→ GIVEN INSTRUCTION
Take the line that contains "Transcribe the text in this document." and each line after it in the material below, and transcribe them exactly, stopping at the end.

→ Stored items
-*-

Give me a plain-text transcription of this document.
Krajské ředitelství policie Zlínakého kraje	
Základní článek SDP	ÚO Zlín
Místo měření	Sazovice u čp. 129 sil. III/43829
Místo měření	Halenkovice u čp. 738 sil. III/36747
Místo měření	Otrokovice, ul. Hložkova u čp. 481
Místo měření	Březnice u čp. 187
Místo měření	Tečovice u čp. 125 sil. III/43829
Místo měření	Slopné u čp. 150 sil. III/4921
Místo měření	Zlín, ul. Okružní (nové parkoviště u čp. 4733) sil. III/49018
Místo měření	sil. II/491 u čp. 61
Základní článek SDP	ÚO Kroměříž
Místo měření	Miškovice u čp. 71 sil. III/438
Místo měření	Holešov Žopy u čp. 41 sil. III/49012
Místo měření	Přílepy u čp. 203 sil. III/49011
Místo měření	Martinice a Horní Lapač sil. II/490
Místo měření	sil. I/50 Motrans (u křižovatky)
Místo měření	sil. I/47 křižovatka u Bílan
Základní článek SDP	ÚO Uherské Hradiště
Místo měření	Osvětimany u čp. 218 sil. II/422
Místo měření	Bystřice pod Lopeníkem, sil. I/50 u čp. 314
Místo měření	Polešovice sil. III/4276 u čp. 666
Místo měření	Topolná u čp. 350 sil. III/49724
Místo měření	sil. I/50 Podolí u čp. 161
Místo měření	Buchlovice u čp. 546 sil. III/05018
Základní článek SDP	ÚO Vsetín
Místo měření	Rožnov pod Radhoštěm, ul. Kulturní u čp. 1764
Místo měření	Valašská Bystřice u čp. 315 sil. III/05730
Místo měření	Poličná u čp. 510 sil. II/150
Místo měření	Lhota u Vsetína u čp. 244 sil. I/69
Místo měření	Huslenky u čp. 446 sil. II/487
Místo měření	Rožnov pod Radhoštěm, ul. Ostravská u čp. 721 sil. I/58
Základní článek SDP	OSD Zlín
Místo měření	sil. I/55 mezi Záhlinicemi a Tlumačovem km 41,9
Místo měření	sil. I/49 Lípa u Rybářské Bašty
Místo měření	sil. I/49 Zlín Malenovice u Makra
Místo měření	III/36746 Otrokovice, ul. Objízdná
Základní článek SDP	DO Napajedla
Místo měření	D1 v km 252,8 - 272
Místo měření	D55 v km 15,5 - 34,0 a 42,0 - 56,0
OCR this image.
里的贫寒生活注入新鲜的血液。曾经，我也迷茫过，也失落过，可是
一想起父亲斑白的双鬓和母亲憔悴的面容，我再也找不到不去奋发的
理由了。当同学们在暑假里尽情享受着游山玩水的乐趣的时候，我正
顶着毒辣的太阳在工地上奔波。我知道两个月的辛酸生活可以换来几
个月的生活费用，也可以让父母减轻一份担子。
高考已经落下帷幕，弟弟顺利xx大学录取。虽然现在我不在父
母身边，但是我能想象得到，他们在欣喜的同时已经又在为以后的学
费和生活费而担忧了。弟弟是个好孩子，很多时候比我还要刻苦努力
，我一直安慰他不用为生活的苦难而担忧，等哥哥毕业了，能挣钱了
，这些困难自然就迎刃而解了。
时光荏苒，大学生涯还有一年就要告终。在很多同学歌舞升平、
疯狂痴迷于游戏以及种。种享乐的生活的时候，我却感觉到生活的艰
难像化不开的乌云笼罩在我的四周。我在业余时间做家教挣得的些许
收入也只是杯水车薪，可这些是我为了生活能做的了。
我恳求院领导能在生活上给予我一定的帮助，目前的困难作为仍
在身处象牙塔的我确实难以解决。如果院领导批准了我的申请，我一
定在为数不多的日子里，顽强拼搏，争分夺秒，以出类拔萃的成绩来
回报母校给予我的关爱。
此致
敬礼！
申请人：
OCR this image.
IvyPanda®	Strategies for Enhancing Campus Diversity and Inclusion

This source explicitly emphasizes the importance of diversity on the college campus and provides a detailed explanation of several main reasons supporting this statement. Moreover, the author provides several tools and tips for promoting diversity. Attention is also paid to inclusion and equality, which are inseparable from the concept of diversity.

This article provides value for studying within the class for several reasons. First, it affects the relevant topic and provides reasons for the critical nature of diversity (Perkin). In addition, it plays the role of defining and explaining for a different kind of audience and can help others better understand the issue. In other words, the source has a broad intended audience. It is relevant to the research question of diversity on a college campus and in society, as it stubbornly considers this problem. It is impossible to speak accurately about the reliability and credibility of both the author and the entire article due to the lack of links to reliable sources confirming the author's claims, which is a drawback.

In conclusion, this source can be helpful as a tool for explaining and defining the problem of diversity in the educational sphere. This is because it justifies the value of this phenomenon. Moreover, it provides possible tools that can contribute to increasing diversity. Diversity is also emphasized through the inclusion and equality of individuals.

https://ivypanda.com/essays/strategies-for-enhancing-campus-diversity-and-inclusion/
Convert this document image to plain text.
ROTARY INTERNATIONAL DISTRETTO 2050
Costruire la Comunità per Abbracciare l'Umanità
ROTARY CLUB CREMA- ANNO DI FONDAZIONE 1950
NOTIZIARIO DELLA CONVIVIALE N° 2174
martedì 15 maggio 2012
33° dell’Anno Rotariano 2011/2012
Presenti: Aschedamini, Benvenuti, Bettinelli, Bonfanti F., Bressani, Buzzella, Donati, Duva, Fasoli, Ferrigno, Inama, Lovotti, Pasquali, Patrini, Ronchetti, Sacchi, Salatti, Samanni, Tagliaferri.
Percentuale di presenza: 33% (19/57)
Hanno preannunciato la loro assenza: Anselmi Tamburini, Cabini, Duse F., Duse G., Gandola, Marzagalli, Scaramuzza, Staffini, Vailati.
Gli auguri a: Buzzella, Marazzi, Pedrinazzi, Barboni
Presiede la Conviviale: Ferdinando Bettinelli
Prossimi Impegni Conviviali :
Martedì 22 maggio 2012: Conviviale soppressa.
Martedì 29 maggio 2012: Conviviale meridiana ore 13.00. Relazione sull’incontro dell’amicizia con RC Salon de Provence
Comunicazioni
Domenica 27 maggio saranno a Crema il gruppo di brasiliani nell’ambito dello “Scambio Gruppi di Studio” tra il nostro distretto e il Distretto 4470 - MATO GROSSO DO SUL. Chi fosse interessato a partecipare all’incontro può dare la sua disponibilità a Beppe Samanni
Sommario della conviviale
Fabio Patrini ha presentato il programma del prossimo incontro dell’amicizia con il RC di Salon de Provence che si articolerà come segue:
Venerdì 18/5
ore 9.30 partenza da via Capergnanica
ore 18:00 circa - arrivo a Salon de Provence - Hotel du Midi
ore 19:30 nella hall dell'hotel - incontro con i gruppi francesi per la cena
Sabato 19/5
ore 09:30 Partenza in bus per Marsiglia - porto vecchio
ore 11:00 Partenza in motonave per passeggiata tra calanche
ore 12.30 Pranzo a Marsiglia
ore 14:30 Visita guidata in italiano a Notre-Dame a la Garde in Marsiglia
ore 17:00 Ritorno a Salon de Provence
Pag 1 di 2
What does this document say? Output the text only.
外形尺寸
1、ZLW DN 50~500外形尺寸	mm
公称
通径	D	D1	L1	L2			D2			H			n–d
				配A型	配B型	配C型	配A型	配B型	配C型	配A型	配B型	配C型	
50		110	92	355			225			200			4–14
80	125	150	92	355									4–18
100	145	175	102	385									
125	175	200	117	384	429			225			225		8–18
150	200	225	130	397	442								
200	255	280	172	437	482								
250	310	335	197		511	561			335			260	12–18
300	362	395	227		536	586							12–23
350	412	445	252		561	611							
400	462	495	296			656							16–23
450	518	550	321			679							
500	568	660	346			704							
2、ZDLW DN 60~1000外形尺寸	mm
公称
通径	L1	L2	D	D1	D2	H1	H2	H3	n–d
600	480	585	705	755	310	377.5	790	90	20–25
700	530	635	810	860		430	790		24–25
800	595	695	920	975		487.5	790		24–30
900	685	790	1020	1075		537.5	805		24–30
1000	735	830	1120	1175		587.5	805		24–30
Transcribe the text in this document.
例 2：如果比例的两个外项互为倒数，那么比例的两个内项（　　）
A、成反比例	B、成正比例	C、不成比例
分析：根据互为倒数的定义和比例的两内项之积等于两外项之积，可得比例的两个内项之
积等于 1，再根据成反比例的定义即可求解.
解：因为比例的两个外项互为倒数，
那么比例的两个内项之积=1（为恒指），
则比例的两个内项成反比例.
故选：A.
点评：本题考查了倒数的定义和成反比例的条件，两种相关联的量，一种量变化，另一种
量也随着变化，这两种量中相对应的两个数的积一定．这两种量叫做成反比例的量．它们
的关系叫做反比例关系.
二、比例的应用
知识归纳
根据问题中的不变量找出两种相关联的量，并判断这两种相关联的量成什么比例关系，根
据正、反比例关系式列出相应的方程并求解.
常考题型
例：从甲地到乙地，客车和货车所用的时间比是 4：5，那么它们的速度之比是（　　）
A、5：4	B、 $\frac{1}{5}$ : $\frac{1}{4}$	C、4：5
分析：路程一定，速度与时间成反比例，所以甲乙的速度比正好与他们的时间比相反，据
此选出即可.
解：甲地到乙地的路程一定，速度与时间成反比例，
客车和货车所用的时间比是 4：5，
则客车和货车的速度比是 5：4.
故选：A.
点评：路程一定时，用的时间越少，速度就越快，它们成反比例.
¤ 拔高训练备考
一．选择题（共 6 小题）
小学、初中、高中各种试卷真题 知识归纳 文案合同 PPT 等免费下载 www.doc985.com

-*-

→ EXPECTED OUTPUT
Transcribe the text in this document.
例 2：如果比例的两个外项互为倒数，那么比例的两个内项（　　）
A、成反比例	B、成正比例	C、不成比例
分析：根据互为倒数的定义和比例的两内项之积等于两外项之积，可得比例的两个内项之
积等于 1，再根据成反比例的定义即可求解.
解：因为比例的两个外项互为倒数，
那么比例的两个内项之积=1（为恒指），
则比例的两个内项成反比例.
故选：A.
点评：本题考查了倒数的定义和成反比例的条件，两种相关联的量，一种量变化，另一种
量也随着变化，这两种量中相对应的两个数的积一定．这两种量叫做成反比例的量．它们
的关系叫做反比例关系.
二、比例的应用
知识归纳
根据问题中的不变量找出两种相关联的量，并判断这两种相关联的量成什么比例关系，根
据正、反比例关系式列出相应的方程并求解.
常考题型
例：从甲地到乙地，客车和货车所用的时间比是 4：5，那么它们的速度之比是（　　）
A、5：4	B、 $\frac{1}{5}$ : $\frac{1}{4}$	C、4：5
分析：路程一定，速度与时间成反比例，所以甲乙的速度比正好与他们的时间比相反，据
此选出即可.
解：甲地到乙地的路程一定，速度与时间成反比例，
客车和货车所用的时间比是 4：5，
则客车和货车的速度比是 5：4.
故选：A.
点评：路程一定时，用的时间越少，速度就越快，它们成反比例.
¤ 拔高训练备考
一．选择题（共 6 小题）
小学、初中、高中各种试卷真题 知识归纳 文案合同 PPT 等免费下载 www.doc985.com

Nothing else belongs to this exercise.